### Chart and figure data
____________________
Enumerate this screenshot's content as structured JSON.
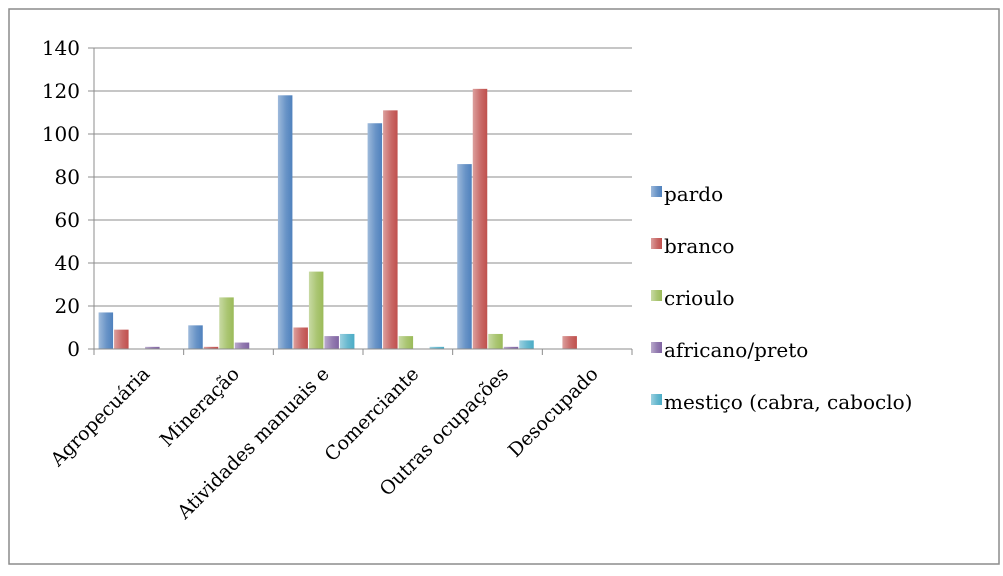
{
  "chart_data": {
    "type": "bar",
    "title": "",
    "xlabel": "",
    "ylabel": "",
    "ylim": [
      0,
      140
    ],
    "yticks": [
      0,
      20,
      40,
      60,
      80,
      100,
      120,
      140
    ],
    "grid": true,
    "legend_position": "right",
    "categories": [
      "Agropecuária",
      "Mineração",
      "Atividades manuais e",
      "Comerciante",
      "Outras ocupações",
      "Desocupado"
    ],
    "series": [
      {
        "name": "pardo",
        "color": "#4f81bd",
        "values": [
          17,
          11,
          118,
          105,
          86,
          0
        ]
      },
      {
        "name": "branco",
        "color": "#c0504d",
        "values": [
          9,
          1,
          10,
          111,
          121,
          6
        ]
      },
      {
        "name": "crioulo",
        "color": "#9bbb59",
        "values": [
          0,
          24,
          36,
          6,
          7,
          0
        ]
      },
      {
        "name": "africano/preto",
        "color": "#8064a2",
        "values": [
          1,
          3,
          6,
          0,
          1,
          0
        ]
      },
      {
        "name": "mestiço (cabra, caboclo)",
        "color": "#4bacc6",
        "values": [
          0,
          0,
          7,
          1,
          4,
          0
        ]
      }
    ]
  }
}
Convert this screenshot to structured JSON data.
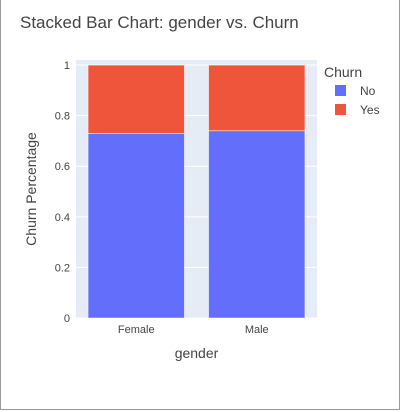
{
  "chart_data": {
    "type": "bar",
    "stacked": true,
    "title": "Stacked Bar Chart: gender vs. Churn",
    "xlabel": "gender",
    "ylabel": "Churn Percentage",
    "categories": [
      "Female",
      "Male"
    ],
    "series": [
      {
        "name": "No",
        "values": [
          0.73,
          0.74
        ],
        "color": "#636efa"
      },
      {
        "name": "Yes",
        "values": [
          0.27,
          0.26
        ],
        "color": "#ef553b"
      }
    ],
    "ylim": [
      0,
      1.02
    ],
    "yticks": [
      {
        "value": 0,
        "label": "0"
      },
      {
        "value": 0.2,
        "label": "0.2"
      },
      {
        "value": 0.4,
        "label": "0.4"
      },
      {
        "value": 0.6,
        "label": "0.6"
      },
      {
        "value": 0.8,
        "label": "0.8"
      },
      {
        "value": 1,
        "label": "1"
      }
    ],
    "grid": true,
    "legend": {
      "title": "Churn",
      "placement": "top-right"
    },
    "colors": {
      "plot_bg": "#e5ecf6",
      "grid": "#ffffff",
      "text": "#444444"
    }
  }
}
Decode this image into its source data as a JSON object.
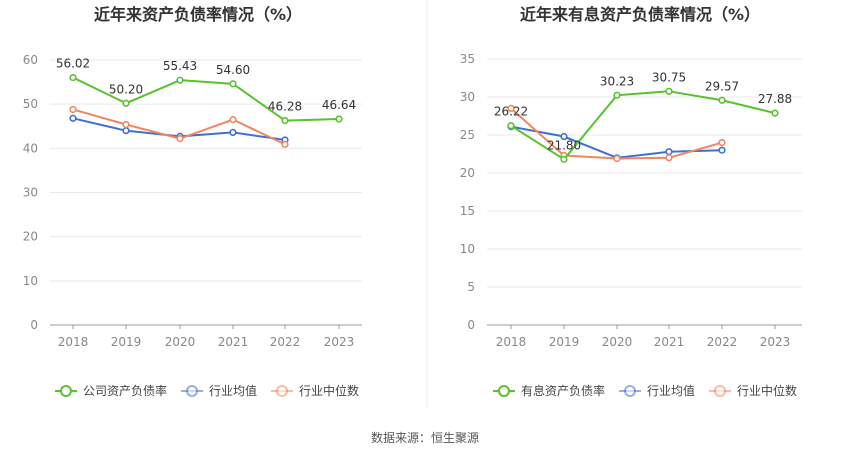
{
  "source": "数据来源：恒生聚源",
  "chart_data": [
    {
      "type": "line",
      "title": "近年来资产负债率情况（%）",
      "categories": [
        "2018",
        "2019",
        "2020",
        "2021",
        "2022",
        "2023"
      ],
      "ylim": [
        0,
        60
      ],
      "yticks": [
        0,
        10,
        20,
        30,
        40,
        50,
        60
      ],
      "grid": true,
      "legend_position": "bottom",
      "series": [
        {
          "name": "公司资产负债率",
          "color": "#5ac12f",
          "values": [
            56.02,
            50.2,
            55.43,
            54.6,
            46.28,
            46.64
          ],
          "labels": [
            "56.02",
            "50.20",
            "55.43",
            "54.60",
            "46.28",
            "46.64"
          ]
        },
        {
          "name": "行业均值",
          "color": "#3f6fd6",
          "values": [
            46.8,
            44.0,
            42.7,
            43.6,
            41.9,
            null
          ]
        },
        {
          "name": "行业中位数",
          "color": "#f2865e",
          "values": [
            48.8,
            45.4,
            42.2,
            46.5,
            40.9,
            null
          ]
        }
      ]
    },
    {
      "type": "line",
      "title": "近年来有息资产负债率情况（%）",
      "categories": [
        "2018",
        "2019",
        "2020",
        "2021",
        "2022",
        "2023"
      ],
      "ylim": [
        0,
        35
      ],
      "yticks": [
        0,
        5,
        10,
        15,
        20,
        25,
        30,
        35
      ],
      "grid": true,
      "legend_position": "bottom",
      "series": [
        {
          "name": "有息资产负债率",
          "color": "#5ac12f",
          "values": [
            26.22,
            21.8,
            30.23,
            30.75,
            29.57,
            27.88
          ],
          "labels": [
            "26.22",
            "21.80",
            "30.23",
            "30.75",
            "29.57",
            "27.88"
          ]
        },
        {
          "name": "行业均值",
          "color": "#3f6fd6",
          "values": [
            26.1,
            24.8,
            22.0,
            22.8,
            23.0,
            null
          ]
        },
        {
          "name": "行业中位数",
          "color": "#f2865e",
          "values": [
            28.5,
            22.3,
            21.9,
            22.0,
            24.0,
            null
          ]
        }
      ]
    }
  ]
}
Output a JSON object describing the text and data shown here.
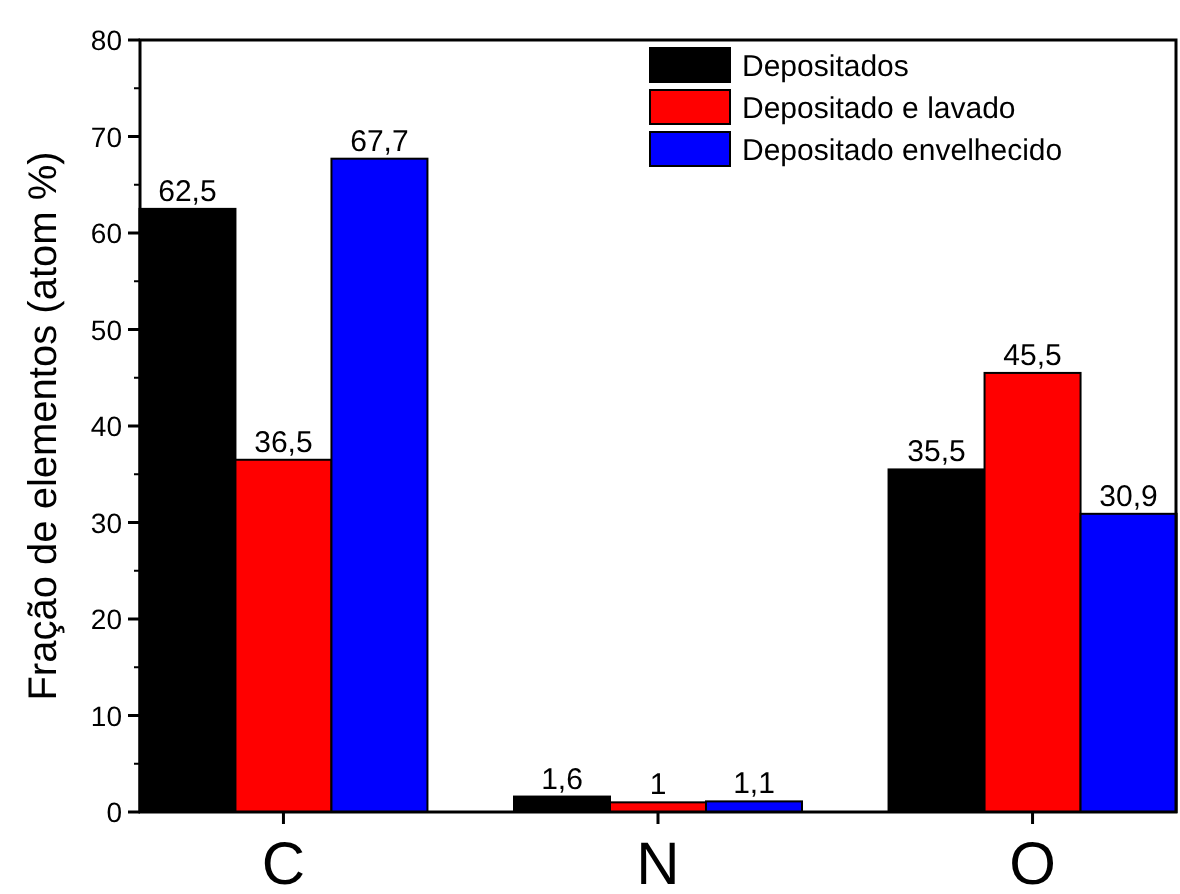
{
  "chart_data": {
    "type": "bar",
    "ylabel": "Fração de elementos (atom %)",
    "categories": [
      "C",
      "N",
      "O"
    ],
    "series": [
      {
        "name": "Depositados",
        "color": "#000000",
        "values": [
          62.5,
          1.6,
          35.5
        ],
        "value_labels": [
          "62,5",
          "1,6",
          "35,5"
        ]
      },
      {
        "name": "Depositado e lavado",
        "color": "#ff0000",
        "values": [
          36.5,
          1,
          45.5
        ],
        "value_labels": [
          "36,5",
          "1",
          "45,5"
        ]
      },
      {
        "name": "Depositado envelhecido",
        "color": "#0000ff",
        "values": [
          67.7,
          1.1,
          30.9
        ],
        "value_labels": [
          "67,7",
          "1,1",
          "30,9"
        ]
      }
    ],
    "ylim": [
      0,
      80
    ],
    "yticks": [
      0,
      10,
      20,
      30,
      40,
      50,
      60,
      70,
      80
    ],
    "legend": "top right",
    "grid": false
  }
}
____________________
### Written instruction
Repeat the material above in full and exactly, omitting the pictures.

### The output
Enumerate this screenshot's content as structured JSON.
{
  "chart_data": {
    "type": "bar",
    "title": "",
    "xlabel": "",
    "ylabel": "",
    "ylim": [
      0,
      140
    ],
    "yticks": [
      0,
      20,
      40,
      60,
      80,
      100,
      120,
      140
    ],
    "grid": true,
    "legend_position": "right",
    "categories": [
      "Agropecuária",
      "Mineração",
      "Atividades manuais e",
      "Comerciante",
      "Outras ocupações",
      "Desocupado"
    ],
    "series": [
      {
        "name": "pardo",
        "color": "#4f81bd",
        "values": [
          17,
          11,
          118,
          105,
          86,
          0
        ]
      },
      {
        "name": "branco",
        "color": "#c0504d",
        "values": [
          9,
          1,
          10,
          111,
          121,
          6
        ]
      },
      {
        "name": "crioulo",
        "color": "#9bbb59",
        "values": [
          0,
          24,
          36,
          6,
          7,
          0
        ]
      },
      {
        "name": "africano/preto",
        "color": "#8064a2",
        "values": [
          1,
          3,
          6,
          0,
          1,
          0
        ]
      },
      {
        "name": "mestiço (cabra, caboclo)",
        "color": "#4bacc6",
        "values": [
          0,
          0,
          7,
          1,
          4,
          0
        ]
      }
    ]
  }
}
Convert this screenshot to structured JSON data.
{
  "chart_data": {
    "type": "bar",
    "stacked": true,
    "title": "Stacked Bar Chart: gender vs. Churn",
    "xlabel": "gender",
    "ylabel": "Churn Percentage",
    "categories": [
      "Female",
      "Male"
    ],
    "series": [
      {
        "name": "No",
        "values": [
          0.73,
          0.74
        ],
        "color": "#636efa"
      },
      {
        "name": "Yes",
        "values": [
          0.27,
          0.26
        ],
        "color": "#ef553b"
      }
    ],
    "ylim": [
      0,
      1.02
    ],
    "yticks": [
      {
        "value": 0,
        "label": "0"
      },
      {
        "value": 0.2,
        "label": "0.2"
      },
      {
        "value": 0.4,
        "label": "0.4"
      },
      {
        "value": 0.6,
        "label": "0.6"
      },
      {
        "value": 0.8,
        "label": "0.8"
      },
      {
        "value": 1,
        "label": "1"
      }
    ],
    "grid": true,
    "legend": {
      "title": "Churn",
      "placement": "top-right"
    },
    "colors": {
      "plot_bg": "#e5ecf6",
      "grid": "#ffffff",
      "text": "#444444"
    }
  }
}
Decode this image into its source data as a JSON object.
{
  "source": "数据来源：恒生聚源",
  "chart_data": [
    {
      "type": "line",
      "title": "近年来资产负债率情况（%）",
      "categories": [
        "2018",
        "2019",
        "2020",
        "2021",
        "2022",
        "2023"
      ],
      "ylim": [
        0,
        60
      ],
      "yticks": [
        0,
        10,
        20,
        30,
        40,
        50,
        60
      ],
      "grid": true,
      "legend_position": "bottom",
      "series": [
        {
          "name": "公司资产负债率",
          "color": "#5ac12f",
          "values": [
            56.02,
            50.2,
            55.43,
            54.6,
            46.28,
            46.64
          ],
          "labels": [
            "56.02",
            "50.20",
            "55.43",
            "54.60",
            "46.28",
            "46.64"
          ]
        },
        {
          "name": "行业均值",
          "color": "#3f6fd6",
          "values": [
            46.8,
            44.0,
            42.7,
            43.6,
            41.9,
            null
          ]
        },
        {
          "name": "行业中位数",
          "color": "#f2865e",
          "values": [
            48.8,
            45.4,
            42.2,
            46.5,
            40.9,
            null
          ]
        }
      ]
    },
    {
      "type": "line",
      "title": "近年来有息资产负债率情况（%）",
      "categories": [
        "2018",
        "2019",
        "2020",
        "2021",
        "2022",
        "2023"
      ],
      "ylim": [
        0,
        35
      ],
      "yticks": [
        0,
        5,
        10,
        15,
        20,
        25,
        30,
        35
      ],
      "grid": true,
      "legend_position": "bottom",
      "series": [
        {
          "name": "有息资产负债率",
          "color": "#5ac12f",
          "values": [
            26.22,
            21.8,
            30.23,
            30.75,
            29.57,
            27.88
          ],
          "labels": [
            "26.22",
            "21.80",
            "30.23",
            "30.75",
            "29.57",
            "27.88"
          ]
        },
        {
          "name": "行业均值",
          "color": "#3f6fd6",
          "values": [
            26.1,
            24.8,
            22.0,
            22.8,
            23.0,
            null
          ]
        },
        {
          "name": "行业中位数",
          "color": "#f2865e",
          "values": [
            28.5,
            22.3,
            21.9,
            22.0,
            24.0,
            null
          ]
        }
      ]
    }
  ]
}
Output a JSON object describing the text and data shown here.
{
  "chart_data": {
    "type": "bar",
    "ylabel": "Fração de elementos (atom %)",
    "categories": [
      "C",
      "N",
      "O"
    ],
    "series": [
      {
        "name": "Depositados",
        "color": "#000000",
        "values": [
          62.5,
          1.6,
          35.5
        ],
        "value_labels": [
          "62,5",
          "1,6",
          "35,5"
        ]
      },
      {
        "name": "Depositado e lavado",
        "color": "#ff0000",
        "values": [
          36.5,
          1,
          45.5
        ],
        "value_labels": [
          "36,5",
          "1",
          "45,5"
        ]
      },
      {
        "name": "Depositado envelhecido",
        "color": "#0000ff",
        "values": [
          67.7,
          1.1,
          30.9
        ],
        "value_labels": [
          "67,7",
          "1,1",
          "30,9"
        ]
      }
    ],
    "ylim": [
      0,
      80
    ],
    "yticks": [
      0,
      10,
      20,
      30,
      40,
      50,
      60,
      70,
      80
    ],
    "legend": "top right",
    "grid": false
  }
}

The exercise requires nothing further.